• A run of records
## start
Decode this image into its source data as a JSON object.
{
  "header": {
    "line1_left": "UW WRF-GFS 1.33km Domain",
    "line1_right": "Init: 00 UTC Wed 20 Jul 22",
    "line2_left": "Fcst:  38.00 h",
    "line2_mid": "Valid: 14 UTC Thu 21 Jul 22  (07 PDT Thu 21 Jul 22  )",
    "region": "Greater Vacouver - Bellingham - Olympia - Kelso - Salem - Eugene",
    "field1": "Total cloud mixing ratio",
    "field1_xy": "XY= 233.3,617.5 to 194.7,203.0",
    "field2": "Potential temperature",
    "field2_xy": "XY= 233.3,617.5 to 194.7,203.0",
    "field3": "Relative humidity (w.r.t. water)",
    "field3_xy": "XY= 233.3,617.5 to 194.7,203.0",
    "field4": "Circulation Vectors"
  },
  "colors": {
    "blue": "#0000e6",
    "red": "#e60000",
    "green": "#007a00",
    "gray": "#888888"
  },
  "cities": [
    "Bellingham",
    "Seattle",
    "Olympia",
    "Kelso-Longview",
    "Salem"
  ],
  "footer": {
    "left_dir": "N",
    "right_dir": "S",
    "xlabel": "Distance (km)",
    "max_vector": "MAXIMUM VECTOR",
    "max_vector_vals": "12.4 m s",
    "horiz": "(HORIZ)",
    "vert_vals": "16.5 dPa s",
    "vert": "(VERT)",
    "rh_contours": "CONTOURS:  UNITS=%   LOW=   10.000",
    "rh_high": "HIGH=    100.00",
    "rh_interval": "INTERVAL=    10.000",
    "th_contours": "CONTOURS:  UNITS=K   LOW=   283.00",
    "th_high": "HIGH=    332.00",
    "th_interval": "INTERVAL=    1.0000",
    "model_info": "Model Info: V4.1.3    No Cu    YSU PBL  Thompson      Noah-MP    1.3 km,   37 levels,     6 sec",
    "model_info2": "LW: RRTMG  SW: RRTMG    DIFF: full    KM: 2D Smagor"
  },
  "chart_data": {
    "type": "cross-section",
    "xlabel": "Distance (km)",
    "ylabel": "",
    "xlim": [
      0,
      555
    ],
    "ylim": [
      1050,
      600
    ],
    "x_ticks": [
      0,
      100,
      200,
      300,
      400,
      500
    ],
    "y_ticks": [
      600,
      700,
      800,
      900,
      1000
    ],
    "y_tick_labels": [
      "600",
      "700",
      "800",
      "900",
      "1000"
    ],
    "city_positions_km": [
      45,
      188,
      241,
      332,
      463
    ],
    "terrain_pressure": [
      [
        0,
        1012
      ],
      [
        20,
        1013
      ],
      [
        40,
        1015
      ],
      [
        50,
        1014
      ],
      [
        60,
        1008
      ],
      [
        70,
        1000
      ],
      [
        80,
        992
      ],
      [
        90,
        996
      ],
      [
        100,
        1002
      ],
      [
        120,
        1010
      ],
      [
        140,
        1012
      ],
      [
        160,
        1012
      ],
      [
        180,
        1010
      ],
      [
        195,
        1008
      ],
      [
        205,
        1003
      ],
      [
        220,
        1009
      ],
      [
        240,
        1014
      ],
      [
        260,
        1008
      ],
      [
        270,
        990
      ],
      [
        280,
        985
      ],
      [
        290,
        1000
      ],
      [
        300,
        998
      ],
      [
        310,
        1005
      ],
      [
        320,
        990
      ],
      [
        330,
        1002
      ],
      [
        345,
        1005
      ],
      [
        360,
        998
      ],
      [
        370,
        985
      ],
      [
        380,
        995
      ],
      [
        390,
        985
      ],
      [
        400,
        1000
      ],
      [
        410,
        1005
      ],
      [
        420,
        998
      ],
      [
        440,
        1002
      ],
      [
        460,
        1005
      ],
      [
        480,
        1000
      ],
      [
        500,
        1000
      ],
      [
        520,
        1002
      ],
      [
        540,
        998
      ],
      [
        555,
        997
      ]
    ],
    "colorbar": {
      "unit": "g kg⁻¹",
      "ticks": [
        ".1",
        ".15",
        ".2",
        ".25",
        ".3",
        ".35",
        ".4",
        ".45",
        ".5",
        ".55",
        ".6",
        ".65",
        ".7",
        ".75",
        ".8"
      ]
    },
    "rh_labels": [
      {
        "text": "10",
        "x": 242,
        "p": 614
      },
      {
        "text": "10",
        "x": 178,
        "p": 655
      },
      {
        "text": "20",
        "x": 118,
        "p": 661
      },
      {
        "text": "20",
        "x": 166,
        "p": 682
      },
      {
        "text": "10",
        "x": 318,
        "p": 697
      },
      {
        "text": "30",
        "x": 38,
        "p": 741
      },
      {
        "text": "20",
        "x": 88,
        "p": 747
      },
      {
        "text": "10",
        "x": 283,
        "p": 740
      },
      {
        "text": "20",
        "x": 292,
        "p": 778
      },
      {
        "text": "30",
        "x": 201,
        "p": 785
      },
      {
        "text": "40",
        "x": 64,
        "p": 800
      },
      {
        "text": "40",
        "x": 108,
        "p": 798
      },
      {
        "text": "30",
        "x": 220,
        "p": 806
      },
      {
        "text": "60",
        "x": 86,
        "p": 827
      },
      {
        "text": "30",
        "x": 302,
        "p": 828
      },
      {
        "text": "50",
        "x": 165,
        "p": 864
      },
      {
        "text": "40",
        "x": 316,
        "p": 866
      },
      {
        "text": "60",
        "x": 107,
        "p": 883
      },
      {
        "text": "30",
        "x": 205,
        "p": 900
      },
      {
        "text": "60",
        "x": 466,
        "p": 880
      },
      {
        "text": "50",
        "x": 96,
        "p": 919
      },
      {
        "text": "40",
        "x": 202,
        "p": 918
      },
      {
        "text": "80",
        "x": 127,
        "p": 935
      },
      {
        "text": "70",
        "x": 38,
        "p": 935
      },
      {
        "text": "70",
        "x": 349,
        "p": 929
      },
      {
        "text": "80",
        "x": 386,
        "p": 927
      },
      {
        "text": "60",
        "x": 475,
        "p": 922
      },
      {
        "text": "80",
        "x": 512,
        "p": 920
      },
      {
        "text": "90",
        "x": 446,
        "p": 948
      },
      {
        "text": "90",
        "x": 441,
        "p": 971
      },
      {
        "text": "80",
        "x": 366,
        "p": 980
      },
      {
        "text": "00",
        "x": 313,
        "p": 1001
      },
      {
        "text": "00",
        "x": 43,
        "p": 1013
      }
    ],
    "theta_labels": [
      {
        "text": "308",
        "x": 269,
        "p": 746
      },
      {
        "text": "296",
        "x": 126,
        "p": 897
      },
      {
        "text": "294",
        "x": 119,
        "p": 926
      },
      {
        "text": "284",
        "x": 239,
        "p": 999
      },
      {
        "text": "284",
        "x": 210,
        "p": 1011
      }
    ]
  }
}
## end
## start
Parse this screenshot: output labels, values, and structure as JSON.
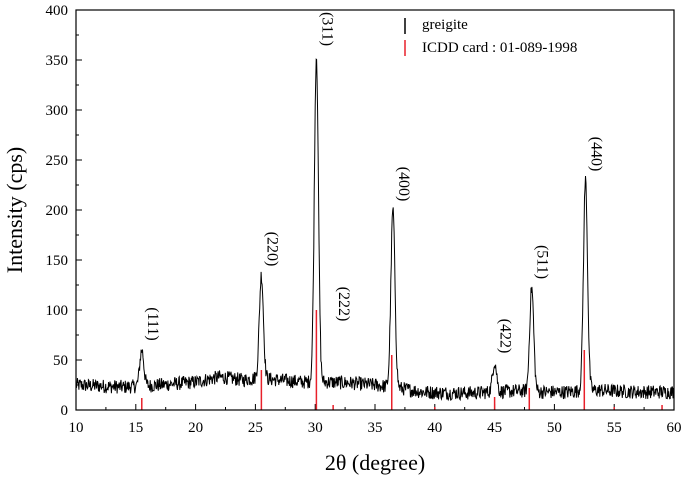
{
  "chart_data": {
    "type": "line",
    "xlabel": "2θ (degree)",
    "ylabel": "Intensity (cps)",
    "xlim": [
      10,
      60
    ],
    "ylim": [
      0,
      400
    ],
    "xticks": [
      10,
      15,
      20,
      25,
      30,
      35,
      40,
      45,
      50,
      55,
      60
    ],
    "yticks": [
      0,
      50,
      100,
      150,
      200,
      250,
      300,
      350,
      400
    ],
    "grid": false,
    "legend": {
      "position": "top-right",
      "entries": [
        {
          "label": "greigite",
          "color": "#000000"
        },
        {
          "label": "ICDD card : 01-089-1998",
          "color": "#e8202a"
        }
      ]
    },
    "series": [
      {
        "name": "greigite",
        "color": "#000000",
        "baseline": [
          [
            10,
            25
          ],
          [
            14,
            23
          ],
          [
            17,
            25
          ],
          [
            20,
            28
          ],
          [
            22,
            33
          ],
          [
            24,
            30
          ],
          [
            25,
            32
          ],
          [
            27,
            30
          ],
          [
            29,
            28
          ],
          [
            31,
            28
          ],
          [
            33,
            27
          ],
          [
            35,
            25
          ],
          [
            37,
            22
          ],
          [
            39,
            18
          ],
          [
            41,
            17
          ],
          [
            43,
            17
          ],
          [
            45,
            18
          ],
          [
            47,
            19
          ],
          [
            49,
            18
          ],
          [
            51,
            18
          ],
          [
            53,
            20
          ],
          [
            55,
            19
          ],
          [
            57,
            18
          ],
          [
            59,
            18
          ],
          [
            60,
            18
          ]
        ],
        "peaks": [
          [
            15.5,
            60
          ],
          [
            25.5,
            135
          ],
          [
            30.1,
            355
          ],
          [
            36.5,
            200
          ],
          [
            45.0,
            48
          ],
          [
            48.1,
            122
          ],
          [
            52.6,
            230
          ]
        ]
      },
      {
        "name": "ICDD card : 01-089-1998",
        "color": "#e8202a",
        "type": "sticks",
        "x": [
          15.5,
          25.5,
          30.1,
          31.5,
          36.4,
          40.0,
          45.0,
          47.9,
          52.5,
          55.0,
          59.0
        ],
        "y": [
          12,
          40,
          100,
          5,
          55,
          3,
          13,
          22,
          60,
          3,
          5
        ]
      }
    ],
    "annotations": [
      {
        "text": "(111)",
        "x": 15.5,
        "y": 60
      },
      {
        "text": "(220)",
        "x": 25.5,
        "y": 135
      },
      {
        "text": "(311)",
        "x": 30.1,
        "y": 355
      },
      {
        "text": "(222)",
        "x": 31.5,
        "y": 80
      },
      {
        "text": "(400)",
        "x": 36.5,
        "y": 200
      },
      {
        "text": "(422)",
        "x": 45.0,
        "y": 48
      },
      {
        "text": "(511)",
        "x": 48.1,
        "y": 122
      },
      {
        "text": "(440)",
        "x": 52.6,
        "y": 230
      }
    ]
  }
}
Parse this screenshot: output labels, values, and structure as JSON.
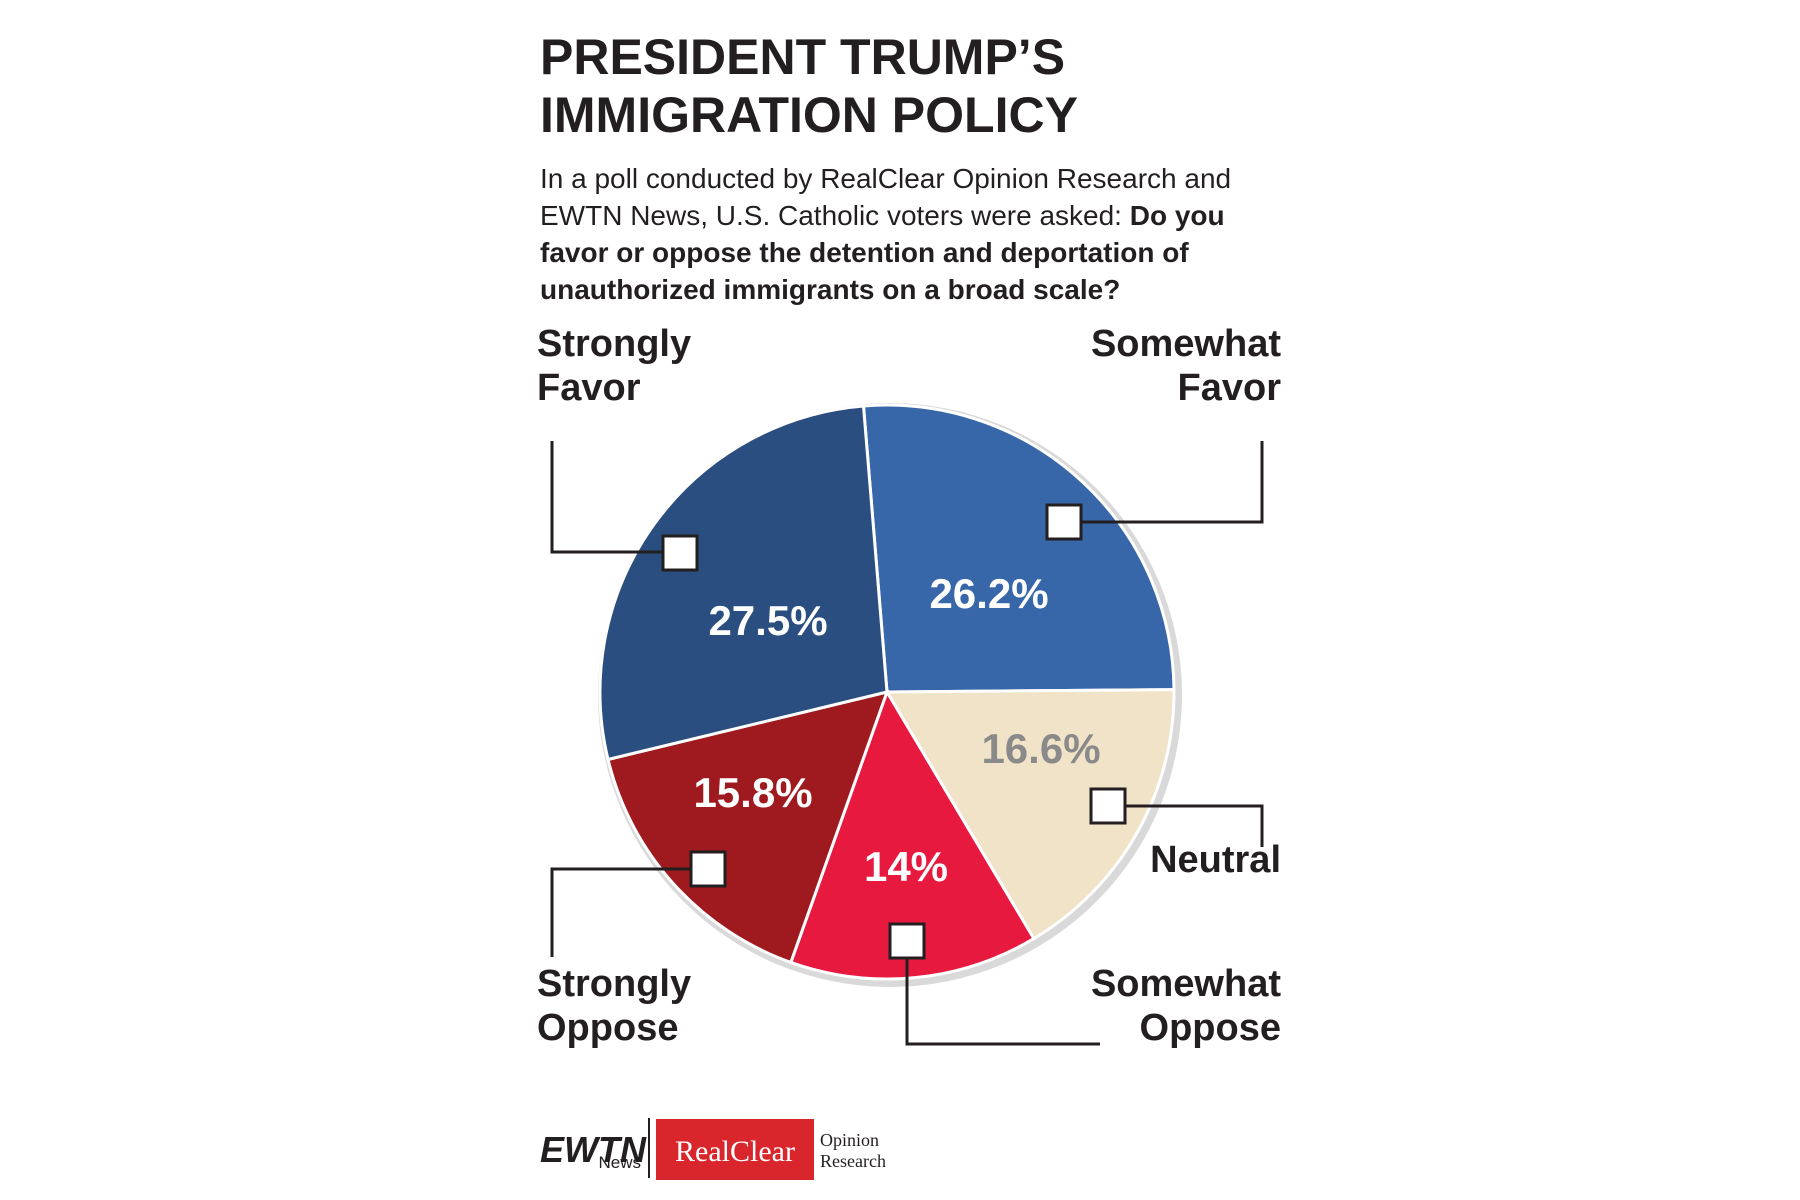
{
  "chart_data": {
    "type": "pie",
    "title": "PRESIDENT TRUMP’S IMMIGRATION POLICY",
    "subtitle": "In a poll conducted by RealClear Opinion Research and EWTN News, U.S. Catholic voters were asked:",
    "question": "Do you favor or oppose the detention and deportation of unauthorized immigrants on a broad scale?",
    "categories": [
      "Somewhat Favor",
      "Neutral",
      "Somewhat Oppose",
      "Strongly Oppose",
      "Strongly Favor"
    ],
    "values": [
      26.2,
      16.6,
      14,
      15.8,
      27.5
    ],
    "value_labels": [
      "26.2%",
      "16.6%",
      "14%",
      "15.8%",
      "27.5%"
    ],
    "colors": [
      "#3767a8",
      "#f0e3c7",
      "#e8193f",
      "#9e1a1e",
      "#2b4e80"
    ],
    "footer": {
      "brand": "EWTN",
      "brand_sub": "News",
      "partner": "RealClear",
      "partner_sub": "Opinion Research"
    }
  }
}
## end
• SHORT PROBLEM
Pick out each line above that includes "Olympia" and show it.

• ANSWER TO THIS EXERCISE
    "region": "Greater Vacouver - Bellingham - Olympia - Kelso - Salem - Eugene",
    "Olympia",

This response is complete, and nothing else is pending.